**Aim:** Check each line of the material below for "Geregistreerde", then copy the ones that contain it.

**Data section:**

+===+

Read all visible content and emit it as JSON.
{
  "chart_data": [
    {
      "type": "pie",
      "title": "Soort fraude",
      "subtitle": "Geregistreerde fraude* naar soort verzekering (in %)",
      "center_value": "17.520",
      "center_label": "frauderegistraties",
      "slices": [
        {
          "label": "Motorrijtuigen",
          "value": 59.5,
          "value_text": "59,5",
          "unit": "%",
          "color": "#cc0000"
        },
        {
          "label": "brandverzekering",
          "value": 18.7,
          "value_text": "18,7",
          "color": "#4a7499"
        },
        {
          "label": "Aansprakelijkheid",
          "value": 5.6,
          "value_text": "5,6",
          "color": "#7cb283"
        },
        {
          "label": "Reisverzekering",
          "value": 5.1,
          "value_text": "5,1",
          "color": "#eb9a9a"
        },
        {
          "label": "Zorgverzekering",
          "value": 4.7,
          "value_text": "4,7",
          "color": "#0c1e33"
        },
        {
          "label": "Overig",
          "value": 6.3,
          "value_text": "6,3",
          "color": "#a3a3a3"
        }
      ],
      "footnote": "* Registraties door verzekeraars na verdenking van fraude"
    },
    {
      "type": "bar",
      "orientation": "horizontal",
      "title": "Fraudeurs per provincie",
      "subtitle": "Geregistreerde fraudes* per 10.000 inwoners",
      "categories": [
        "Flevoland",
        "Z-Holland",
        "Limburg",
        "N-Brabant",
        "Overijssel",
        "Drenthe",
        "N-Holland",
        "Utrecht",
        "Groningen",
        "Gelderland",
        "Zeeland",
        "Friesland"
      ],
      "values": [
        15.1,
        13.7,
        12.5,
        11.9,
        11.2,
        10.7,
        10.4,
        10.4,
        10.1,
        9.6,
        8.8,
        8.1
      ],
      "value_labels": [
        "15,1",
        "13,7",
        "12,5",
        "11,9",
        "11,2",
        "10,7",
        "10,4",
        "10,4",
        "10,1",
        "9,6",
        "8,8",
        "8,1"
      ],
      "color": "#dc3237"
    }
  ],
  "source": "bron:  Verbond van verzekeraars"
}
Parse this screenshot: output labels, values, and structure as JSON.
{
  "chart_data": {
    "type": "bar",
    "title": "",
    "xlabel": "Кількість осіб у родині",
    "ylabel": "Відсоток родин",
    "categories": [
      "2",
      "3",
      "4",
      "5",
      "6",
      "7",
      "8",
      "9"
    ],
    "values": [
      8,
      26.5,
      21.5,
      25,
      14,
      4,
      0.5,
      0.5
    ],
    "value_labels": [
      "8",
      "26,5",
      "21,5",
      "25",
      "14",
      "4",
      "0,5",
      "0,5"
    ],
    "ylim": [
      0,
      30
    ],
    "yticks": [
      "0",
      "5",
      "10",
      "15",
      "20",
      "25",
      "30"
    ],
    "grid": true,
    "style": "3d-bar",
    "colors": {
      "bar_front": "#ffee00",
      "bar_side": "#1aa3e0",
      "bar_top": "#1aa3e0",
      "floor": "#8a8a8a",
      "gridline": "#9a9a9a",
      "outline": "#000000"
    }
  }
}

+===+

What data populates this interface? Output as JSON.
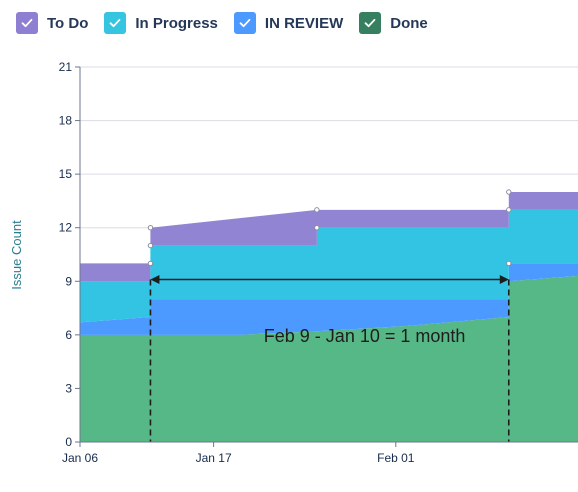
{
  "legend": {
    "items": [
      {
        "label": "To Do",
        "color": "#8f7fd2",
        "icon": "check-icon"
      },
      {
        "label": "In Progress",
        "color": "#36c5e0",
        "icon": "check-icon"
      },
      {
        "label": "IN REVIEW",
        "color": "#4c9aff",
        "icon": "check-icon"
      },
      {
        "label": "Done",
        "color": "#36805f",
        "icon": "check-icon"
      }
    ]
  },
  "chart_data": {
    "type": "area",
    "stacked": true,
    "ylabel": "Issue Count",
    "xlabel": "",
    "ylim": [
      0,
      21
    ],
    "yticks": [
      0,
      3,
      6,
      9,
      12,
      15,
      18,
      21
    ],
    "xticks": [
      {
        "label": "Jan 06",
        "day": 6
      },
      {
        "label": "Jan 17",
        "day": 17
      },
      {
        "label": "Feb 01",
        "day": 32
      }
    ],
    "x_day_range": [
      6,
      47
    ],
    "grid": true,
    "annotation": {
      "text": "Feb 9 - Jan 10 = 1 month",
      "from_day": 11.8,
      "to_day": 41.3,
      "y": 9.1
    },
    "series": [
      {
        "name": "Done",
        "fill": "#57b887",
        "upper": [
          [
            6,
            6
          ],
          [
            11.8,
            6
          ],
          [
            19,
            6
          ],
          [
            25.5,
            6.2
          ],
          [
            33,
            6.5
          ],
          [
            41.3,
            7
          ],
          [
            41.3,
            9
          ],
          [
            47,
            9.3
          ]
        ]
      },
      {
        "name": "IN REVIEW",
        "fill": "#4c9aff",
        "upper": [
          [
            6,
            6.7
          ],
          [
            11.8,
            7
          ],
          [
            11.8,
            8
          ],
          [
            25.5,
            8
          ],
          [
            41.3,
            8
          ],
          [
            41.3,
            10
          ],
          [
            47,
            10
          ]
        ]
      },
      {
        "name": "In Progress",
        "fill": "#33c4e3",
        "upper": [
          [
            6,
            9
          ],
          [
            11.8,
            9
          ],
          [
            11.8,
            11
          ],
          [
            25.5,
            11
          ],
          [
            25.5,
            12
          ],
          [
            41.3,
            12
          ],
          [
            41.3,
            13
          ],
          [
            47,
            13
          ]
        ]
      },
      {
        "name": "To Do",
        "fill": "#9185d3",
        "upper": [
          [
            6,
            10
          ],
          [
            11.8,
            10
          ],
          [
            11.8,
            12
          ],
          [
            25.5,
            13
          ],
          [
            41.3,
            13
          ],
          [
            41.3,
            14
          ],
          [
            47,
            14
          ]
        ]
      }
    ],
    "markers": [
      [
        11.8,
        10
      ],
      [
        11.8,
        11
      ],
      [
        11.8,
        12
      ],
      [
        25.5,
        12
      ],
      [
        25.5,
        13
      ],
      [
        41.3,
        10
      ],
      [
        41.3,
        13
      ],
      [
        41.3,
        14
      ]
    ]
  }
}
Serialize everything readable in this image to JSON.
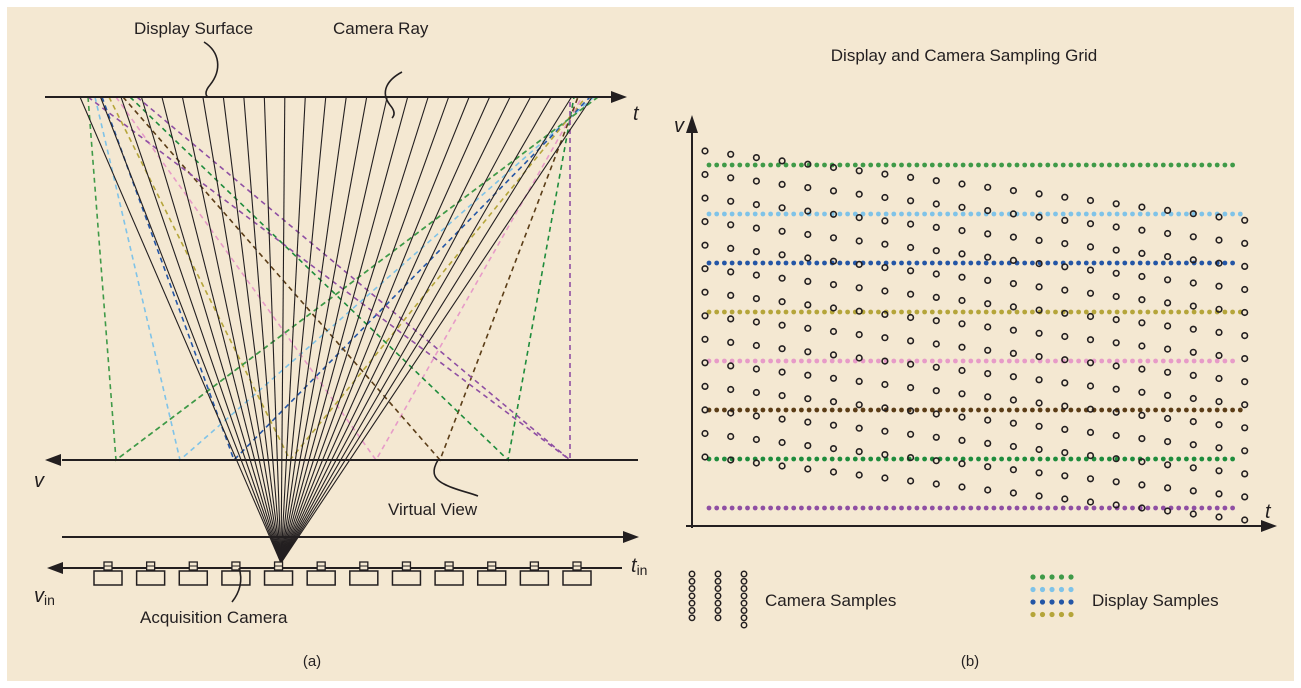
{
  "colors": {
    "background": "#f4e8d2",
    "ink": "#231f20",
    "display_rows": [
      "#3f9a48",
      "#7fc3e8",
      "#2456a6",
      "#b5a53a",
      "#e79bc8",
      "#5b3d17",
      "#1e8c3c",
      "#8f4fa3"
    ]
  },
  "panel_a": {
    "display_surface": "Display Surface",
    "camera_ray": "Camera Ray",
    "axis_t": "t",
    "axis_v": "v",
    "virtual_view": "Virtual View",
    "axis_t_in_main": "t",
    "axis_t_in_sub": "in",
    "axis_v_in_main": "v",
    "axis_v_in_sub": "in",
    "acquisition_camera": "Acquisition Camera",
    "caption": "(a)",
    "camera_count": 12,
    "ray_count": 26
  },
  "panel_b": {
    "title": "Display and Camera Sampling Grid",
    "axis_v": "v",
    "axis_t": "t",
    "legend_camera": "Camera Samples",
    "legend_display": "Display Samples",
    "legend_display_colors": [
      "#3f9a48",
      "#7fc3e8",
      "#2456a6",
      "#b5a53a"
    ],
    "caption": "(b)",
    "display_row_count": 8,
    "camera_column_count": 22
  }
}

+===+

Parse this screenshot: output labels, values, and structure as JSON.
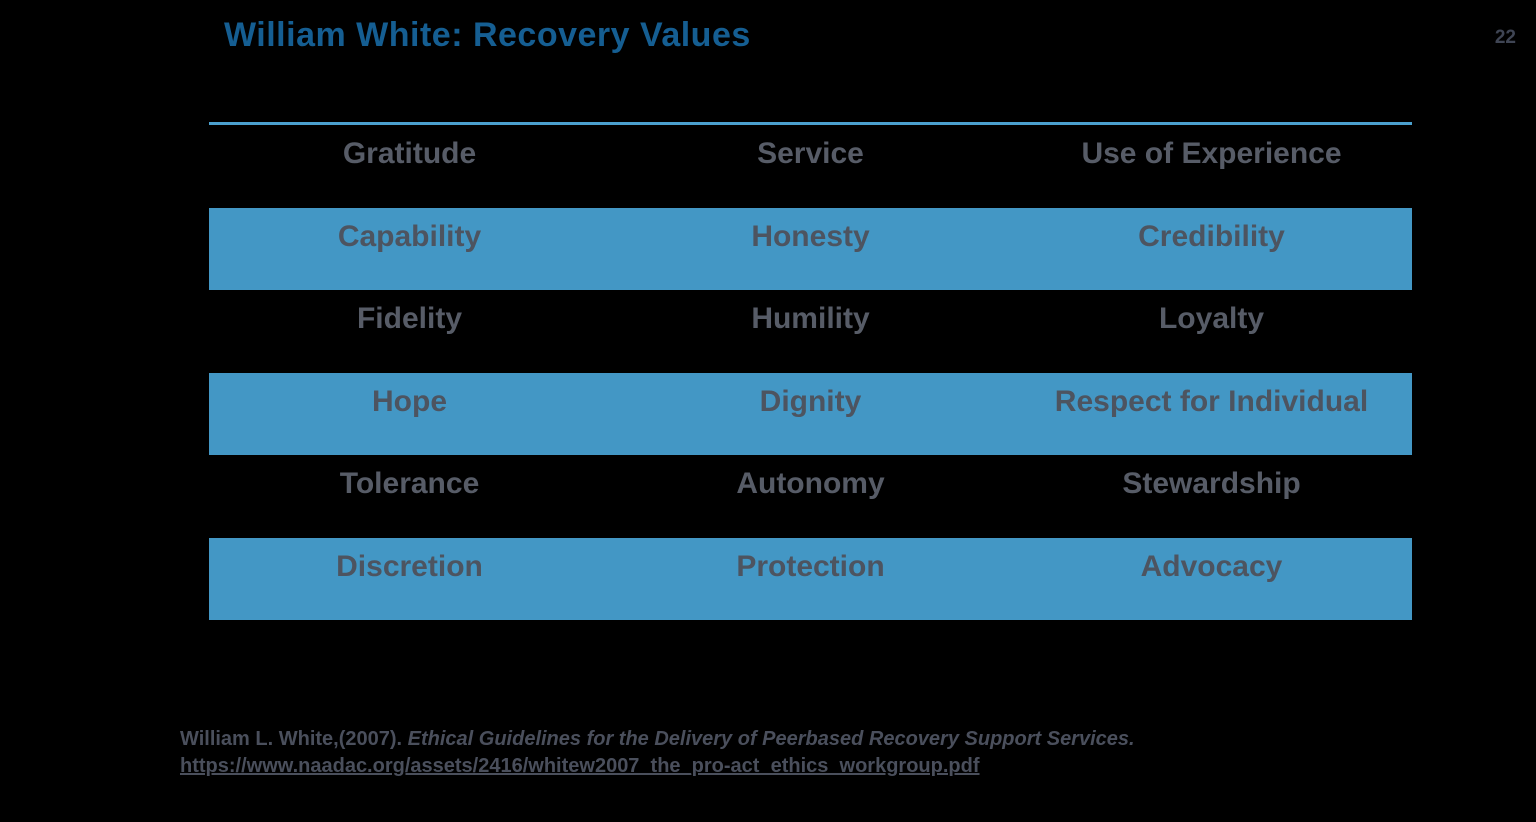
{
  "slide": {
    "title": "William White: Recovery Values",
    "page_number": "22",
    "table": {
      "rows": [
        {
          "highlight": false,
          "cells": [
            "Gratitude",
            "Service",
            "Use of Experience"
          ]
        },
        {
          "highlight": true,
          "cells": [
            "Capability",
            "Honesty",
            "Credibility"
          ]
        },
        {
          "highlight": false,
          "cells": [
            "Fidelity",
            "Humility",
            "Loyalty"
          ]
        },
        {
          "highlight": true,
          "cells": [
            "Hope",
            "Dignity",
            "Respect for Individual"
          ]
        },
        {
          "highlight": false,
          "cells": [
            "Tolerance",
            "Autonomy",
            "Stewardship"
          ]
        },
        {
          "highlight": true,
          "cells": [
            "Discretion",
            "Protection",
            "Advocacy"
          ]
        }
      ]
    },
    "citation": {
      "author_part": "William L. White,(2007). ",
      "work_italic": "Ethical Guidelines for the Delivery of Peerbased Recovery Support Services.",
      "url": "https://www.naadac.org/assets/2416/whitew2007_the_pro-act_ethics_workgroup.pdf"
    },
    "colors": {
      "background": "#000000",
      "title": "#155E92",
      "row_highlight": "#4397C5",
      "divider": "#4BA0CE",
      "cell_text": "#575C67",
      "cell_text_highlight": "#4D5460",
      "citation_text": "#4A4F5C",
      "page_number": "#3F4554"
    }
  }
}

+===+

**The solution:**
      "subtitle": "Geregistreerde fraude* naar soort verzekering (in %)",
      "subtitle": "Geregistreerde fraudes* per 10.000 inwoners",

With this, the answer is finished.